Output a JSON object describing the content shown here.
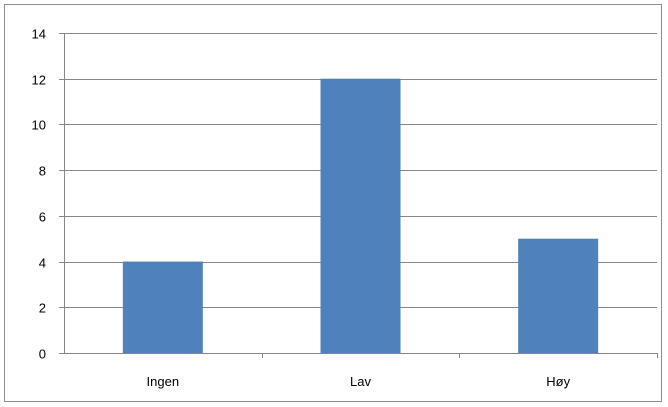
{
  "chart_data": {
    "type": "bar",
    "title": "",
    "xlabel": "",
    "ylabel": "",
    "categories": [
      "Ingen",
      "Lav",
      "Høy"
    ],
    "values": [
      4,
      12,
      5
    ],
    "ylim": [
      0,
      14
    ],
    "yticks": [
      0,
      2,
      4,
      6,
      8,
      10,
      12,
      14
    ],
    "grid": true,
    "legend": "none",
    "bar_color": "#4f81bd",
    "grid_color": "#868686"
  }
}
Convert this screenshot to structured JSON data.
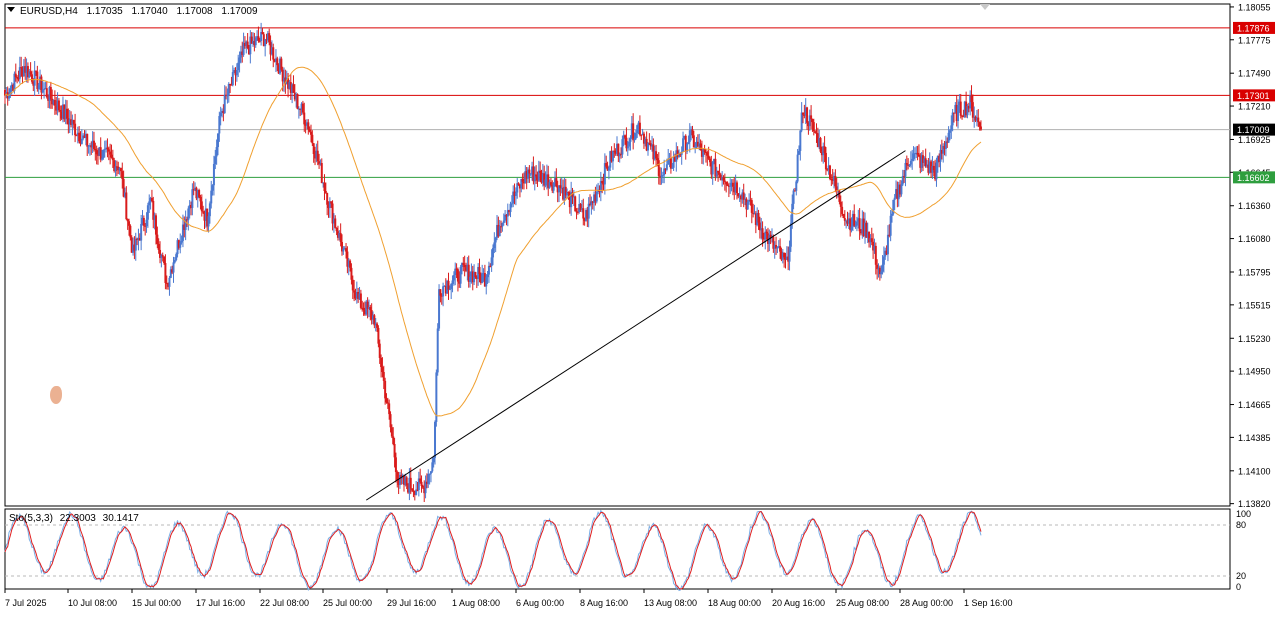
{
  "header": {
    "symbol_tf": "EURUSD,H4",
    "open": "1.17035",
    "high": "1.17040",
    "low": "1.17008",
    "close": "1.17009"
  },
  "price_axis": {
    "ticks": [
      "1.18055",
      "1.17775",
      "1.17490",
      "1.17210",
      "1.16925",
      "1.16645",
      "1.16360",
      "1.16080",
      "1.15795",
      "1.15515",
      "1.15230",
      "1.14950",
      "1.14665",
      "1.14385",
      "1.14100",
      "1.13820"
    ],
    "labels": [
      {
        "text": "1.17876",
        "price": 1.17876,
        "color": "#d90000"
      },
      {
        "text": "1.17301",
        "price": 1.17301,
        "color": "#d90000"
      },
      {
        "text": "1.17009",
        "price": 1.17009,
        "color": "#000000"
      },
      {
        "text": "1.16602",
        "price": 1.16602,
        "color": "#2e9e3e"
      }
    ]
  },
  "time_axis": {
    "labels": [
      "7 Jul 2025",
      "10 Jul 08:00",
      "15 Jul 00:00",
      "17 Jul 16:00",
      "22 Jul 08:00",
      "25 Jul 00:00",
      "29 Jul 16:00",
      "1 Aug 08:00",
      "6 Aug 00:00",
      "8 Aug 16:00",
      "13 Aug 08:00",
      "18 Aug 00:00",
      "20 Aug 16:00",
      "25 Aug 08:00",
      "28 Aug 00:00",
      "1 Sep 16:00"
    ]
  },
  "indicator": {
    "name": "Sto(5,3,3)",
    "main": "22.3003",
    "signal": "30.1417",
    "levels": [
      "100",
      "80",
      "20",
      "0"
    ]
  },
  "colors": {
    "bull": "#4a78d0",
    "bear": "#d91b1b",
    "ma": "#f0a030",
    "red_line": "#d90000",
    "green_line": "#2e9e3e",
    "grey_line": "#b0b0b0",
    "stoch_main": "#7aaee6",
    "stoch_signal": "#e01e1e"
  },
  "chart_data": {
    "type": "candlestick",
    "title": "",
    "horizontal_lines": [
      1.17876,
      1.17301,
      1.17009,
      1.16602
    ],
    "trendline": {
      "from": {
        "bar": 268,
        "price": 1.1385
      },
      "to": {
        "bar": 668,
        "price": 1.1683
      }
    },
    "ylim": [
      1.138,
      1.1808
    ],
    "stochastic_ylim": [
      0,
      100
    ],
    "series": [
      {
        "name": "price path (approx. closes)",
        "anchors": [
          [
            0,
            1.173
          ],
          [
            14,
            1.1755
          ],
          [
            40,
            1.172
          ],
          [
            60,
            1.169
          ],
          [
            85,
            1.167
          ],
          [
            95,
            1.1595
          ],
          [
            108,
            1.164
          ],
          [
            120,
            1.157
          ],
          [
            140,
            1.165
          ],
          [
            150,
            1.1625
          ],
          [
            160,
            1.1715
          ],
          [
            178,
            1.177
          ],
          [
            193,
            1.178
          ],
          [
            210,
            1.174
          ],
          [
            225,
            1.1705
          ],
          [
            240,
            1.164
          ],
          [
            262,
            1.1555
          ],
          [
            274,
            1.154
          ],
          [
            292,
            1.14
          ],
          [
            310,
            1.1395
          ],
          [
            318,
            1.142
          ],
          [
            322,
            1.1565
          ],
          [
            340,
            1.158
          ],
          [
            356,
            1.1575
          ],
          [
            368,
            1.1625
          ],
          [
            388,
            1.1665
          ],
          [
            410,
            1.1655
          ],
          [
            430,
            1.1625
          ],
          [
            450,
            1.1678
          ],
          [
            470,
            1.1705
          ],
          [
            488,
            1.1662
          ],
          [
            508,
            1.1695
          ],
          [
            524,
            1.167
          ],
          [
            545,
            1.165
          ],
          [
            562,
            1.1615
          ],
          [
            580,
            1.1585
          ],
          [
            592,
            1.172
          ],
          [
            606,
            1.1685
          ],
          [
            624,
            1.1625
          ],
          [
            640,
            1.1615
          ],
          [
            650,
            1.1575
          ],
          [
            660,
            1.164
          ],
          [
            672,
            1.168
          ],
          [
            690,
            1.1665
          ],
          [
            705,
            1.1715
          ],
          [
            716,
            1.1723
          ],
          [
            724,
            1.1701
          ]
        ]
      }
    ]
  }
}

───

Instruction ::
Restate the data above word for word. Skip every picture.

Result of the exercise ::
Output a JSON object describing the content shown here.
{
  "chart_data": {
    "type": "bar",
    "title": "",
    "xlabel": "",
    "ylabel": "",
    "categories": [
      "Ingen",
      "Lav",
      "Høy"
    ],
    "values": [
      4,
      12,
      5
    ],
    "ylim": [
      0,
      14
    ],
    "yticks": [
      0,
      2,
      4,
      6,
      8,
      10,
      12,
      14
    ],
    "grid": true,
    "legend": "none",
    "bar_color": "#4f81bd",
    "grid_color": "#868686"
  }
}
Convert this screenshot to structured JSON data.
{
  "header": {
    "symbol_tf": "EURUSD,H4",
    "open": "1.17035",
    "high": "1.17040",
    "low": "1.17008",
    "close": "1.17009"
  },
  "price_axis": {
    "ticks": [
      "1.18055",
      "1.17775",
      "1.17490",
      "1.17210",
      "1.16925",
      "1.16645",
      "1.16360",
      "1.16080",
      "1.15795",
      "1.15515",
      "1.15230",
      "1.14950",
      "1.14665",
      "1.14385",
      "1.14100",
      "1.13820"
    ],
    "labels": [
      {
        "text": "1.17876",
        "price": 1.17876,
        "color": "#d90000"
      },
      {
        "text": "1.17301",
        "price": 1.17301,
        "color": "#d90000"
      },
      {
        "text": "1.17009",
        "price": 1.17009,
        "color": "#000000"
      },
      {
        "text": "1.16602",
        "price": 1.16602,
        "color": "#2e9e3e"
      }
    ]
  },
  "time_axis": {
    "labels": [
      "7 Jul 2025",
      "10 Jul 08:00",
      "15 Jul 00:00",
      "17 Jul 16:00",
      "22 Jul 08:00",
      "25 Jul 00:00",
      "29 Jul 16:00",
      "1 Aug 08:00",
      "6 Aug 00:00",
      "8 Aug 16:00",
      "13 Aug 08:00",
      "18 Aug 00:00",
      "20 Aug 16:00",
      "25 Aug 08:00",
      "28 Aug 00:00",
      "1 Sep 16:00"
    ]
  },
  "indicator": {
    "name": "Sto(5,3,3)",
    "main": "22.3003",
    "signal": "30.1417",
    "levels": [
      "100",
      "80",
      "20",
      "0"
    ]
  },
  "colors": {
    "bull": "#4a78d0",
    "bear": "#d91b1b",
    "ma": "#f0a030",
    "red_line": "#d90000",
    "green_line": "#2e9e3e",
    "grey_line": "#b0b0b0",
    "stoch_main": "#7aaee6",
    "stoch_signal": "#e01e1e"
  },
  "chart_data": {
    "type": "candlestick",
    "title": "",
    "horizontal_lines": [
      1.17876,
      1.17301,
      1.17009,
      1.16602
    ],
    "trendline": {
      "from": {
        "bar": 268,
        "price": 1.1385
      },
      "to": {
        "bar": 668,
        "price": 1.1683
      }
    },
    "ylim": [
      1.138,
      1.1808
    ],
    "stochastic_ylim": [
      0,
      100
    ],
    "series": [
      {
        "name": "price path (approx. closes)",
        "anchors": [
          [
            0,
            1.173
          ],
          [
            14,
            1.1755
          ],
          [
            40,
            1.172
          ],
          [
            60,
            1.169
          ],
          [
            85,
            1.167
          ],
          [
            95,
            1.1595
          ],
          [
            108,
            1.164
          ],
          [
            120,
            1.157
          ],
          [
            140,
            1.165
          ],
          [
            150,
            1.1625
          ],
          [
            160,
            1.1715
          ],
          [
            178,
            1.177
          ],
          [
            193,
            1.178
          ],
          [
            210,
            1.174
          ],
          [
            225,
            1.1705
          ],
          [
            240,
            1.164
          ],
          [
            262,
            1.1555
          ],
          [
            274,
            1.154
          ],
          [
            292,
            1.14
          ],
          [
            310,
            1.1395
          ],
          [
            318,
            1.142
          ],
          [
            322,
            1.1565
          ],
          [
            340,
            1.158
          ],
          [
            356,
            1.1575
          ],
          [
            368,
            1.1625
          ],
          [
            388,
            1.1665
          ],
          [
            410,
            1.1655
          ],
          [
            430,
            1.1625
          ],
          [
            450,
            1.1678
          ],
          [
            470,
            1.1705
          ],
          [
            488,
            1.1662
          ],
          [
            508,
            1.1695
          ],
          [
            524,
            1.167
          ],
          [
            545,
            1.165
          ],
          [
            562,
            1.1615
          ],
          [
            580,
            1.1585
          ],
          [
            592,
            1.172
          ],
          [
            606,
            1.1685
          ],
          [
            624,
            1.1625
          ],
          [
            640,
            1.1615
          ],
          [
            650,
            1.1575
          ],
          [
            660,
            1.164
          ],
          [
            672,
            1.168
          ],
          [
            690,
            1.1665
          ],
          [
            705,
            1.1715
          ],
          [
            716,
            1.1723
          ],
          [
            724,
            1.1701
          ]
        ]
      }
    ]
  }
}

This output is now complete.